*** EXCERPT TO READ Section Begins ***

For the client standing at the bathroom sink, counting. And for the stylist who knows how to hold that conversation with care.

Wenny Ho

8 min read

There's a particular kind of fear that arrives quietly.

You're in the shower, rinsing out your conditioner, and you notice more hair than usual gathered at the drain. Or you pull your hair into a ponytail and something feels different, lighter in a way that doesn't feel like a good thing. Or you catch your parting in a certain light and it looks wider than it used to.

You don't say anything about it for a while. You tell yourself it's probably nothing. But it sits with you, that low, persistent worry that something might be wrong. With your hair. With your body. With something you can't quite name.

We want to talk about this honestly, because it deserves more than reassurance. It deserves real information, delivered with the care the topic actually calls for.


What Your Hair Is Actually Doing, All the Time

Your hair is not static. Every single strand on your head is moving through a continuous cycle of growth, rest, and renewal, independently of every other strand, on its own individual timeline. This is by design. If all your hair shed at once, like some animals do seasonally, you'd notice. The fact that it's staggered, thousands of follicles at different stages simultaneously, is what keeps your hair looking relatively consistent from day to day.

*** EXCERPT TO READ Section Ends ***
*** RECORDS SHOWN Section Begins ***

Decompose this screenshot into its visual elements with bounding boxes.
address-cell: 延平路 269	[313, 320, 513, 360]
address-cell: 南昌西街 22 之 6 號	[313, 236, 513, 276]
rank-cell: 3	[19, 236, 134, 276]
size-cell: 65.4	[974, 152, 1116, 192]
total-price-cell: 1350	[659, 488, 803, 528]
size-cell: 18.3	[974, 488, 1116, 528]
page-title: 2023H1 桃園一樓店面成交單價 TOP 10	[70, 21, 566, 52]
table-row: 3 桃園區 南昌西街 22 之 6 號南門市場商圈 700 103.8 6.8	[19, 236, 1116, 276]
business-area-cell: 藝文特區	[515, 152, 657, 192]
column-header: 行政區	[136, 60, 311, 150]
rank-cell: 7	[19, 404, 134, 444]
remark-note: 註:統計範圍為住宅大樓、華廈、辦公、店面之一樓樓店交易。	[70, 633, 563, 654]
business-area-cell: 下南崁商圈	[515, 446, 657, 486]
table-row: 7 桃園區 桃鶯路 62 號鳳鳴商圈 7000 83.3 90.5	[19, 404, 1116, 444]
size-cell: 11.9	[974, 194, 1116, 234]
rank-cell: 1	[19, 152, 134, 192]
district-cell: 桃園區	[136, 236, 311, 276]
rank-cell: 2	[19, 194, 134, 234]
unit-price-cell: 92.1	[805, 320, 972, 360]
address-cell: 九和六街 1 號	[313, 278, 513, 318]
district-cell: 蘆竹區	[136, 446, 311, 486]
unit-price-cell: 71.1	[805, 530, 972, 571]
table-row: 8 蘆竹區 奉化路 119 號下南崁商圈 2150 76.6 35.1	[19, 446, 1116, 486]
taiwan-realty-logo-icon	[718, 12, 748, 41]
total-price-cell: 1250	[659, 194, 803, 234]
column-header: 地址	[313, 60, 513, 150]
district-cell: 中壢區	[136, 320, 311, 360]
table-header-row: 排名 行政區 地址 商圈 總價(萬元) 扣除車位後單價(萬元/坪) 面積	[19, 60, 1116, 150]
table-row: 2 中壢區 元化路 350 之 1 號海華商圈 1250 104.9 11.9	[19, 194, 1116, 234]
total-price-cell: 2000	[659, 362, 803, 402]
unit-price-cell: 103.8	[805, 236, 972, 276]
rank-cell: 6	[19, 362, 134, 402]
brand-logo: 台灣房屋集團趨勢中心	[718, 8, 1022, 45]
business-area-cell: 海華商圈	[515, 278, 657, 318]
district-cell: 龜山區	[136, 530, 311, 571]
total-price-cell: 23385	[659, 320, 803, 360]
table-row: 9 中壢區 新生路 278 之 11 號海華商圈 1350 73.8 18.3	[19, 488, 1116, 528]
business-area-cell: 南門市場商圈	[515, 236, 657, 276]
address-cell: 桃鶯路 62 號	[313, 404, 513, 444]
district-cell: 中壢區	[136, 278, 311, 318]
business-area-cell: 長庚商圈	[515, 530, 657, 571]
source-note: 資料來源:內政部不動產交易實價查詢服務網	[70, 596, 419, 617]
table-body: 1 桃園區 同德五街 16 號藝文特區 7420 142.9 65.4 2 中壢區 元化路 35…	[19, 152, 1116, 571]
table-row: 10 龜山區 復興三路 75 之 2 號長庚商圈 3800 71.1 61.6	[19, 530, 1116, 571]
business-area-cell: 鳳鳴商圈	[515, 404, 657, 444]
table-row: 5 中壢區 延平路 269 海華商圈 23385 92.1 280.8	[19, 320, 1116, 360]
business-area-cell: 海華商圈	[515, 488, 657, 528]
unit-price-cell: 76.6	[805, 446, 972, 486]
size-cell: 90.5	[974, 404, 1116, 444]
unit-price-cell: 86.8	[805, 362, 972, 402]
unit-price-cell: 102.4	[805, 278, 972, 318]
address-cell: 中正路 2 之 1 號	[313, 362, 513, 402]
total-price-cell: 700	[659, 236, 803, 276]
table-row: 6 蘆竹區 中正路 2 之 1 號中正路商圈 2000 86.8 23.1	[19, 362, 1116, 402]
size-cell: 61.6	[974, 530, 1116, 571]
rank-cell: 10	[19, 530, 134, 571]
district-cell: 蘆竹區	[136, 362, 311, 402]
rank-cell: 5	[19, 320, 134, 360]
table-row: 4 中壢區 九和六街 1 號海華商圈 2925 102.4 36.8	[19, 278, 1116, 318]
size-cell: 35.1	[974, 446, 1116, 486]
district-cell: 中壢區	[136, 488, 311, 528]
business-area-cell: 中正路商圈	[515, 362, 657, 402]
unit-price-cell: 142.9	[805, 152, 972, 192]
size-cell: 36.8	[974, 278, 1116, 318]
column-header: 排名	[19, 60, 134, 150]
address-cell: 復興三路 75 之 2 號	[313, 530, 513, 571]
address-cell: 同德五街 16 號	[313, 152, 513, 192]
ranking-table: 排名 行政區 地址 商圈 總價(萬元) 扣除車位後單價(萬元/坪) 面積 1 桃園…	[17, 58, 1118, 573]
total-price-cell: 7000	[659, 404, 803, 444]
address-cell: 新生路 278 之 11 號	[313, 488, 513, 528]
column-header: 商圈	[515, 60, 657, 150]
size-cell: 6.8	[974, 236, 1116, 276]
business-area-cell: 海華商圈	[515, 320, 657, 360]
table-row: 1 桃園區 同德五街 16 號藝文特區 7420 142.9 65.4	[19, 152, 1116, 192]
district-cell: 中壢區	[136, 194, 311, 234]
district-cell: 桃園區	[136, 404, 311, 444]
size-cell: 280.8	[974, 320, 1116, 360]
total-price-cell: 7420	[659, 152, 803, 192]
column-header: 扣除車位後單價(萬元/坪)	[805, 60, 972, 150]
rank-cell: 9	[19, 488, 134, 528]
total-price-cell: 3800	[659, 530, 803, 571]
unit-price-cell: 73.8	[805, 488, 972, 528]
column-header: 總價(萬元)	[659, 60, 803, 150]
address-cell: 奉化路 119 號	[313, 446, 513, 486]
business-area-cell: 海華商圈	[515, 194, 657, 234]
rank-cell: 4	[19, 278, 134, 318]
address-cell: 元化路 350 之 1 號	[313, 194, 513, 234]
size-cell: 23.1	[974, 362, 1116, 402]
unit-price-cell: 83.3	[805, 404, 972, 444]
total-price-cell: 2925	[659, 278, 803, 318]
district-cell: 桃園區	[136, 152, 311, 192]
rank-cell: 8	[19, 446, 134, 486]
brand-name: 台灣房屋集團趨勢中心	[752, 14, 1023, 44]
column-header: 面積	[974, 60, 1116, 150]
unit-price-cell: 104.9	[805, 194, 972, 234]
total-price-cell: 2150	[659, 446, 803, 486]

*** RECORDS SHOWN Section Ends ***

▸ **TO DO**:
A. In the hair article, what keeps your hair looking fairly consistent from day to day?
B. Pick up the hair article right after its last sentence and keep writing it.
The records are separate material, apart from the hair article.

▸ **RESPONSES BY ITEM NUMBER**:
A. The staggering of hair growth, with thousands of follicles at different stages at the same time.

B.
The cycle has three main phases, and understanding them changes how you interpret what you see in your brush.

The growth phase: Anagen. This is the active phase, where the hair is being produced at the root and growing outward. For most people, a strand can remain in anagen for anywhere from two to seven years, which is why genetics plays such a large role in maximum hair length, some people's follicles simply keep growing longer before transitioning out. Around 85 to 90 percent of your hair is in this phase at any given moment.

The resting phase: Catagen and Telogen. After the growth phase ends, the follicle goes through a brief transitional period before entering a resting state. The hair stops growing but stays attached. It's waiting. This phase lasts roughly two to four months.

The shedding phase: Exogen. The resting hair detaches from the follicle and falls. Simultaneously, a new hair begins to grow from the same follicle, because the follicle itself is not lost, just cycling. The strand that falls out has a small white bulb at the root end, which is the remains of the follicle sheath. That bulb is often mistaken for the follicle itself, which is why seeing it can feel alarming. It isn't. It means the cycle completed as it was supposed to.

Losing 50 to 100 strands a day is the widely cited normal range, and for most people in most seasons of their life, that holds. Some days it's less. Some days, after washing hair you haven't washed in several days, it looks dramatically more because you're seeing multiple days' worth of shed strands releasing at once.

This is all, for the most part, your hair doing exactly what it's designed to do.


When It Feels Like More Than Normal

Knowing the science doesn't always quieten the anxiety. And the truth is, sometimes the anxiety is worth paying attention to, not because it means something catastrophic, but because your body is often telling you something real before the evidence becomes obvious.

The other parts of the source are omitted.